YOUR INSTRUCTIONS:
Write out the records below word for word, please.

RECORDS:

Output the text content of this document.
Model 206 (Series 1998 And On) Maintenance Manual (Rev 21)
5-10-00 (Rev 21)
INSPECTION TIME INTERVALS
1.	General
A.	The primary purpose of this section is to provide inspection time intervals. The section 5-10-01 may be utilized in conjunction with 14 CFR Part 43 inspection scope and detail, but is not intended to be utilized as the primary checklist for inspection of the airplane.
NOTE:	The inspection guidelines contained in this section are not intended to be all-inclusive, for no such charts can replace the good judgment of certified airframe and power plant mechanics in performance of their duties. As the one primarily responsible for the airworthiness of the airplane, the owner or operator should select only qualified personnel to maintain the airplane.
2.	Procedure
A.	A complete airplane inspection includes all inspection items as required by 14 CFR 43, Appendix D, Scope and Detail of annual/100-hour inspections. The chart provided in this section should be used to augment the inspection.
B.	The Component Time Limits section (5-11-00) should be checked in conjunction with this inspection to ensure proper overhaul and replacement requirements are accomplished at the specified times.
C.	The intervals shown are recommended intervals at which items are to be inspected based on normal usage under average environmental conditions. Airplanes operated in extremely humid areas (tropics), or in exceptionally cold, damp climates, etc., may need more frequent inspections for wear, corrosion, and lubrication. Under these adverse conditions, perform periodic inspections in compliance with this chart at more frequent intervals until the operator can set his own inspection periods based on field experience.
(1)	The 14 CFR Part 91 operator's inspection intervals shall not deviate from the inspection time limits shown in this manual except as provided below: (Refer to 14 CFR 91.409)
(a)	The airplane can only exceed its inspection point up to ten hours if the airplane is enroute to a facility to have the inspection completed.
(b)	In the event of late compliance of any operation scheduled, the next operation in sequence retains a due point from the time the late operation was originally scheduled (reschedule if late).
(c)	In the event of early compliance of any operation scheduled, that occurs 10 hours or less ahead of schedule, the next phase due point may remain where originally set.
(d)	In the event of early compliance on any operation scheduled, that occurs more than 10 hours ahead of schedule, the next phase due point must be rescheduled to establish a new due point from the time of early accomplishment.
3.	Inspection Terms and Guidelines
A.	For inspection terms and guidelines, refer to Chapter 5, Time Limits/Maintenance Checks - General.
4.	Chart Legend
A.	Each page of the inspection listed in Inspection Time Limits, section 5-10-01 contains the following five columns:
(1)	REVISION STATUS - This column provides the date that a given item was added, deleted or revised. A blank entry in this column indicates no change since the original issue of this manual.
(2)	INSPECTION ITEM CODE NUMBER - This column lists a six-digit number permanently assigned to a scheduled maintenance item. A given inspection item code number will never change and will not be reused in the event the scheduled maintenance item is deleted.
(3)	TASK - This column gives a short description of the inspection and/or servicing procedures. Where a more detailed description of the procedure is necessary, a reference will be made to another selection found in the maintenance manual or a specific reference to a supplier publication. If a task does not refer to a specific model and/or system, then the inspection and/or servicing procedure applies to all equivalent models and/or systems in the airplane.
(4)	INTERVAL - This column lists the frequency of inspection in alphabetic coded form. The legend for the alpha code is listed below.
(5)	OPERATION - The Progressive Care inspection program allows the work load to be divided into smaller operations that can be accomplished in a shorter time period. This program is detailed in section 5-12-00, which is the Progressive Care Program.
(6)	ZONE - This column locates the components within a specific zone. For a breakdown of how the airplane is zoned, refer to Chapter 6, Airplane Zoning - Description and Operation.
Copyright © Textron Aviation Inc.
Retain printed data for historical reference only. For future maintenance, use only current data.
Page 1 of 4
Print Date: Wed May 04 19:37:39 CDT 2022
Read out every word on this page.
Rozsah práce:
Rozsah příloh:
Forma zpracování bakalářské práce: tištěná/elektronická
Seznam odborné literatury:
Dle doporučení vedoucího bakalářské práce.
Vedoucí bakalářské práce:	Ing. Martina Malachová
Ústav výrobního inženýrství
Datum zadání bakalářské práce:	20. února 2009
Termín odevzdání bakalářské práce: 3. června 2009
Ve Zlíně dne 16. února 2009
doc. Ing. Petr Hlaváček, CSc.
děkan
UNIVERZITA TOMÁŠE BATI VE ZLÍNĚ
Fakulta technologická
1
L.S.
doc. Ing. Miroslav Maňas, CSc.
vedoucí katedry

RESPONSE TO THIS TASK:
Output the text content of this document.
Model 206 (Series 1998 And On) Maintenance Manual (Rev 21)
5-10-00 (Rev 21)
INSPECTION TIME INTERVALS
1.	General
A.	The primary purpose of this section is to provide inspection time intervals. The section 5-10-01 may be utilized in conjunction with 14 CFR Part 43 inspection scope and detail, but is not intended to be utilized as the primary checklist for inspection of the airplane.
NOTE:	The inspection guidelines contained in this section are not intended to be all-inclusive, for no such charts can replace the good judgment of certified airframe and power plant mechanics in performance of their duties. As the one primarily responsible for the airworthiness of the airplane, the owner or operator should select only qualified personnel to maintain the airplane.
2.	Procedure
A.	A complete airplane inspection includes all inspection items as required by 14 CFR 43, Appendix D, Scope and Detail of annual/100-hour inspections. The chart provided in this section should be used to augment the inspection.
B.	The Component Time Limits section (5-11-00) should be checked in conjunction with this inspection to ensure proper overhaul and replacement requirements are accomplished at the specified times.
C.	The intervals shown are recommended intervals at which items are to be inspected based on normal usage under average environmental conditions. Airplanes operated in extremely humid areas (tropics), or in exceptionally cold, damp climates, etc., may need more frequent inspections for wear, corrosion, and lubrication. Under these adverse conditions, perform periodic inspections in compliance with this chart at more frequent intervals until the operator can set his own inspection periods based on field experience.
(1)	The 14 CFR Part 91 operator's inspection intervals shall not deviate from the inspection time limits shown in this manual except as provided below: (Refer to 14 CFR 91.409)
(a)	The airplane can only exceed its inspection point up to ten hours if the airplane is enroute to a facility to have the inspection completed.
(b)	In the event of late compliance of any operation scheduled, the next operation in sequence retains a due point from the time the late operation was originally scheduled (reschedule if late).
(c)	In the event of early compliance of any operation scheduled, that occurs 10 hours or less ahead of schedule, the next phase due point may remain where originally set.
(d)	In the event of early compliance on any operation scheduled, that occurs more than 10 hours ahead of schedule, the next phase due point must be rescheduled to establish a new due point from the time of early accomplishment.
3.	Inspection Terms and Guidelines
A.	For inspection terms and guidelines, refer to Chapter 5, Time Limits/Maintenance Checks - General.
4.	Chart Legend
A.	Each page of the inspection listed in Inspection Time Limits, section 5-10-01 contains the following five columns:
(1)	REVISION STATUS - This column provides the date that a given item was added, deleted or revised. A blank entry in this column indicates no change since the original issue of this manual.
(2)	INSPECTION ITEM CODE NUMBER - This column lists a six-digit number permanently assigned to a scheduled maintenance item. A given inspection item code number will never change and will not be reused in the event the scheduled maintenance item is deleted.
(3)	TASK - This column gives a short description of the inspection and/or servicing procedures. Where a more detailed description of the procedure is necessary, a reference will be made to another selection found in the maintenance manual or a specific reference to a supplier publication. If a task does not refer to a specific model and/or system, then the inspection and/or servicing procedure applies to all equivalent models and/or systems in the airplane.
(4)	INTERVAL - This column lists the frequency of inspection in alphabetic coded form. The legend for the alpha code is listed below.
(5)	OPERATION - The Progressive Care inspection program allows the work load to be divided into smaller operations that can be accomplished in a shorter time period. This program is detailed in section 5-12-00, which is the Progressive Care Program.
(6)	ZONE - This column locates the components within a specific zone. For a breakdown of how the airplane is zoned, refer to Chapter 6, Airplane Zoning - Description and Operation.
Copyright © Textron Aviation Inc.
Retain printed data for historical reference only. For future maintenance, use only current data.
Page 1 of 4
Print Date: Wed May 04 19:37:39 CDT 2022
Read out every word on this page.
Rozsah práce:
Rozsah příloh:
Forma zpracování bakalářské práce: tištěná/elektronická
Seznam odborné literatury:
Dle doporučení vedoucího bakalářské práce.
Vedoucí bakalářské práce:	Ing. Martina Malachová
Ústav výrobního inženýrství
Datum zadání bakalářské práce:	20. února 2009
Termín odevzdání bakalářské práce: 3. června 2009
Ve Zlíně dne 16. února 2009
doc. Ing. Petr Hlaváček, CSc.
děkan
UNIVERZITA TOMÁŠE BATI VE ZLÍNĚ
Fakulta technologická
1
L.S.
doc. Ing. Miroslav Maňas, CSc.
vedoucí katedry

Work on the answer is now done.